## Direction
Find and copy lines holding "name".

## Data provided
+===+
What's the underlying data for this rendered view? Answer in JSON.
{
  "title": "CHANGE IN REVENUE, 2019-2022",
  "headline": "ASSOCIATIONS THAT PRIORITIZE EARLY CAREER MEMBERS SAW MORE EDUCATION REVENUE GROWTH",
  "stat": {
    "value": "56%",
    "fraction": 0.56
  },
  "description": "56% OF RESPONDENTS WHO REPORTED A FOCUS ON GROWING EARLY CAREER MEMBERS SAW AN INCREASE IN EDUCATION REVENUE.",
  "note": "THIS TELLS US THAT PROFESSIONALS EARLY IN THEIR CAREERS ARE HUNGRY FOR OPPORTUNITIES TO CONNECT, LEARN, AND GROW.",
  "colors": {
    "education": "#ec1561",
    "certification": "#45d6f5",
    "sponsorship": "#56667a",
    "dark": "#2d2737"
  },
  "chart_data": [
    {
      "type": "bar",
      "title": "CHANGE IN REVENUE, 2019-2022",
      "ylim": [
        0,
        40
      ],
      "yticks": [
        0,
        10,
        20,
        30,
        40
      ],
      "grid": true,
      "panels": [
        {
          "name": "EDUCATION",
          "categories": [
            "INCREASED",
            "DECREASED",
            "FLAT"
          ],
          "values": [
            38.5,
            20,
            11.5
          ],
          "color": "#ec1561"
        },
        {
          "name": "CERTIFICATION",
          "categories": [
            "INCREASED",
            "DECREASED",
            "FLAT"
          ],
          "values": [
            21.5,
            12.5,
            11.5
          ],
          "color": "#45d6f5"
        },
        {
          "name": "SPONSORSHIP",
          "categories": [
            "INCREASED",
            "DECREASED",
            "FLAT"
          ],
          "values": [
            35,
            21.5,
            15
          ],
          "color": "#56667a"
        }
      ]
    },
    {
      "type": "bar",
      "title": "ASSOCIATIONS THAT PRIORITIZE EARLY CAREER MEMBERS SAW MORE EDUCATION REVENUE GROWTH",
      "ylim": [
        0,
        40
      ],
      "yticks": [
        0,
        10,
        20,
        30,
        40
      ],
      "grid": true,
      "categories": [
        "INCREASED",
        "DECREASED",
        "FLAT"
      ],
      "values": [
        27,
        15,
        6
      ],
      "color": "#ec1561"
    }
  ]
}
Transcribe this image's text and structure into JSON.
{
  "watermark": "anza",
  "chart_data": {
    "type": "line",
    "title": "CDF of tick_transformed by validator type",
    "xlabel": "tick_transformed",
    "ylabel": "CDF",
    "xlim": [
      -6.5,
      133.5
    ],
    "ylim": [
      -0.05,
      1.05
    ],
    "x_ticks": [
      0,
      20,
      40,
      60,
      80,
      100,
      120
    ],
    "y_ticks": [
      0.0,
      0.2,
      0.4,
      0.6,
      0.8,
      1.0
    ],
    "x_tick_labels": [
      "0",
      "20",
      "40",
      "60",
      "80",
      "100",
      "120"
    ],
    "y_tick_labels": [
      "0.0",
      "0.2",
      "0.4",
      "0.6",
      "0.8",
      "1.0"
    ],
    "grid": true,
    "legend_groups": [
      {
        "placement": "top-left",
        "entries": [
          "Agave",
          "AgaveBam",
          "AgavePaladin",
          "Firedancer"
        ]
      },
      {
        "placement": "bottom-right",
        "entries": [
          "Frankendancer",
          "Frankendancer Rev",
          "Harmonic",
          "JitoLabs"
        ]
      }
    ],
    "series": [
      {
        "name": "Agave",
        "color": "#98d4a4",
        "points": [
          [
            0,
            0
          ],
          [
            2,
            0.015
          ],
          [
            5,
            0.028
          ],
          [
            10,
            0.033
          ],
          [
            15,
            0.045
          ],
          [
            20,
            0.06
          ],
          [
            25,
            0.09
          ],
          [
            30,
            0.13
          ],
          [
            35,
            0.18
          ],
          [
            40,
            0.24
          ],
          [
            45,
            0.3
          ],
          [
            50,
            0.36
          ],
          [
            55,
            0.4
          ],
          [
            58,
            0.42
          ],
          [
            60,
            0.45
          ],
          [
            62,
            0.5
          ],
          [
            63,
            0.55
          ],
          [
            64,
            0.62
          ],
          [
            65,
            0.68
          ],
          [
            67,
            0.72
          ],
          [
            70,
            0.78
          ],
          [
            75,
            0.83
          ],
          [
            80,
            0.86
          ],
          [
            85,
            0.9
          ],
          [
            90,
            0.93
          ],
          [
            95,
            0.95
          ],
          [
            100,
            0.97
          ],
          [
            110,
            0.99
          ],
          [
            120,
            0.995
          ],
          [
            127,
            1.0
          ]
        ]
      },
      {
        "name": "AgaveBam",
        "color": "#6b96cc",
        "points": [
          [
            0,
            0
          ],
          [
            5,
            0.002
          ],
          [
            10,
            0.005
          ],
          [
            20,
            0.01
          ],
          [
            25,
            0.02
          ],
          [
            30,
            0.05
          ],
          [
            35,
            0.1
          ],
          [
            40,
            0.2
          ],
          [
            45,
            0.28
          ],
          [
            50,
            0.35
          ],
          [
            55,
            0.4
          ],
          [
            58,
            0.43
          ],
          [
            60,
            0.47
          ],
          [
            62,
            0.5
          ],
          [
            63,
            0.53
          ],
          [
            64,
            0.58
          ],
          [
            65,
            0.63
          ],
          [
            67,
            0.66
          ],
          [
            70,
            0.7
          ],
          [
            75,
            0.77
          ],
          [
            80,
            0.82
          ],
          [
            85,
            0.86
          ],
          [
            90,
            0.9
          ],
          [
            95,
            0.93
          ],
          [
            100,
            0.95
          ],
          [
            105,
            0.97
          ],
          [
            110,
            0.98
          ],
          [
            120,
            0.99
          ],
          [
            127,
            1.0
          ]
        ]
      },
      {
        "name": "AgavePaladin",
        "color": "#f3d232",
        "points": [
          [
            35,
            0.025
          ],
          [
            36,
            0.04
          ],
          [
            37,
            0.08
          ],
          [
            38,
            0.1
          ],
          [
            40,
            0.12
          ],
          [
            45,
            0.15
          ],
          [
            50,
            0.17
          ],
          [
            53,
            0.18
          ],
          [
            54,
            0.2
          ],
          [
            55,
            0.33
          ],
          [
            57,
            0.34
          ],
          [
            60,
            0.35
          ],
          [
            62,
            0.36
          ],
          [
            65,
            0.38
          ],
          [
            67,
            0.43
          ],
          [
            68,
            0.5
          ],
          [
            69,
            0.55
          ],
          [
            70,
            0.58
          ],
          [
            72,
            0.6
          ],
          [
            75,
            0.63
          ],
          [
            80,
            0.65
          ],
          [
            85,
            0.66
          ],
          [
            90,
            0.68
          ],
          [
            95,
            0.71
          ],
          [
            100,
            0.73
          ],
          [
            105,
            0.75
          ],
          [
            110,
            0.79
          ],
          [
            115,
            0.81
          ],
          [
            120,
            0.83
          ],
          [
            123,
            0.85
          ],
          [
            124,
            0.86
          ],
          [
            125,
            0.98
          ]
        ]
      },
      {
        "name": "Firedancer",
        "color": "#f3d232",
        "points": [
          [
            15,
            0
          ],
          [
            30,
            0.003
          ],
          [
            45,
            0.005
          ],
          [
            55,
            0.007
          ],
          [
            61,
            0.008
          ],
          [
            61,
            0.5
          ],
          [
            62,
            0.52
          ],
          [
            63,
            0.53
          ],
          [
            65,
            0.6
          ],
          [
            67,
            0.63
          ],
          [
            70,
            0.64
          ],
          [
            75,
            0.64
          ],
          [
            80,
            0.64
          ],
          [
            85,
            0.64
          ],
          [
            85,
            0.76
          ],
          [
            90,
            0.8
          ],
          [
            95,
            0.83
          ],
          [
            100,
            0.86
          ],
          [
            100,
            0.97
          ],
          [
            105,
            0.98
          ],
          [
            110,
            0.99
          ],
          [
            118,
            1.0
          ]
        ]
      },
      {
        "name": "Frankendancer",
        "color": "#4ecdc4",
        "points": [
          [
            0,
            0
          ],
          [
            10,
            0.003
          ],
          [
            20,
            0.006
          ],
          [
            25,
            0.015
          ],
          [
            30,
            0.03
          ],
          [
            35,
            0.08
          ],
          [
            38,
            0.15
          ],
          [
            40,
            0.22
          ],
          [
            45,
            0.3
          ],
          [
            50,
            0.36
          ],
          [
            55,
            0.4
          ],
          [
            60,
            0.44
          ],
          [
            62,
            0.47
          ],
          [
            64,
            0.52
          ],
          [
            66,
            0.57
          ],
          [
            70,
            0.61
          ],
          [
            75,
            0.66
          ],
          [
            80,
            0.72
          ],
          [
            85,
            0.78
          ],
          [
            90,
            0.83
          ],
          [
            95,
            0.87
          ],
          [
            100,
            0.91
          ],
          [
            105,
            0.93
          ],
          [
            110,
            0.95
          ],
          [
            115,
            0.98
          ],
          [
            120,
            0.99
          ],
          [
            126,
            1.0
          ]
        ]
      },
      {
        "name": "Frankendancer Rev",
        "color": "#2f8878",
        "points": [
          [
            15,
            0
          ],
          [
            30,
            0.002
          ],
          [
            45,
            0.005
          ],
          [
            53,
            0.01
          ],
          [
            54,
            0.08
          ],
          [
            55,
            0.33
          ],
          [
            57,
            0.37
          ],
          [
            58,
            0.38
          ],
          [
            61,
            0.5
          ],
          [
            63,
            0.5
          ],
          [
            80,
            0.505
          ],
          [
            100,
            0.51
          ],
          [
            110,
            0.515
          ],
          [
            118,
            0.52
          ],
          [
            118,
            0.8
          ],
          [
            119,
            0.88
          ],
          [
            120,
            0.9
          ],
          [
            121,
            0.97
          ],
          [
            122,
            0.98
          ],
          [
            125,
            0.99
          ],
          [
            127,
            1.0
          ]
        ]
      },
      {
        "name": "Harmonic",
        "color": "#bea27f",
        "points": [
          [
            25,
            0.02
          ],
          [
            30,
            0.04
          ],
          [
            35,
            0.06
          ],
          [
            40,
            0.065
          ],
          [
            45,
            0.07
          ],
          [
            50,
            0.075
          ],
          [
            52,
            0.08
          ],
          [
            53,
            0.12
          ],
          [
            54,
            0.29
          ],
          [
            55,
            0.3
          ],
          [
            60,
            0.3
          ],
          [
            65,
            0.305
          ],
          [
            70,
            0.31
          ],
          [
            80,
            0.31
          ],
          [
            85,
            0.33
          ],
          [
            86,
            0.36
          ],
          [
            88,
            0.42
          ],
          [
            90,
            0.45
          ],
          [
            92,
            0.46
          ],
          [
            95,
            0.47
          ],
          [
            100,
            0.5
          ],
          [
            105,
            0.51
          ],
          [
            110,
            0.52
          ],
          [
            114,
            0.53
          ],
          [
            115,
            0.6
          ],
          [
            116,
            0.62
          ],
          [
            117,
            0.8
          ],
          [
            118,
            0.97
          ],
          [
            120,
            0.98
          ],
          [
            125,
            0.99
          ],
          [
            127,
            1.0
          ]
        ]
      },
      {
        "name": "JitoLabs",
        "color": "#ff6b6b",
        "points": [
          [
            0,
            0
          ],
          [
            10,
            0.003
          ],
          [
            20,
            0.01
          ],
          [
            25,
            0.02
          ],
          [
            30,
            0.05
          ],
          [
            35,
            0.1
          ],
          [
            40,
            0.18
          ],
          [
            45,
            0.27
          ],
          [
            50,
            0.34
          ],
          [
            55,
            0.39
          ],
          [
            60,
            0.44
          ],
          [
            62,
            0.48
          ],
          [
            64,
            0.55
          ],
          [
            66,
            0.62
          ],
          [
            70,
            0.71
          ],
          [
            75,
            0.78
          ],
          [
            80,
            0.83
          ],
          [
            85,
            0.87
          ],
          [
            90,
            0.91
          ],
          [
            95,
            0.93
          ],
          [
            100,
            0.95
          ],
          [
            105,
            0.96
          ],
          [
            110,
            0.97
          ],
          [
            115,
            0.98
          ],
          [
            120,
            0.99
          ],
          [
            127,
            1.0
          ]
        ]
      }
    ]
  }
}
+===+
## Worked solution
          "name": "EDUCATION",
          "name": "CERTIFICATION",
          "name": "SPONSORSHIP",
        "name": "Agave",
        "name": "AgaveBam",
        "name": "AgavePaladin",
        "name": "Firedancer",
        "name": "Frankendancer",
        "name": "Frankendancer Rev",
        "name": "Harmonic",
        "name": "JitoLabs",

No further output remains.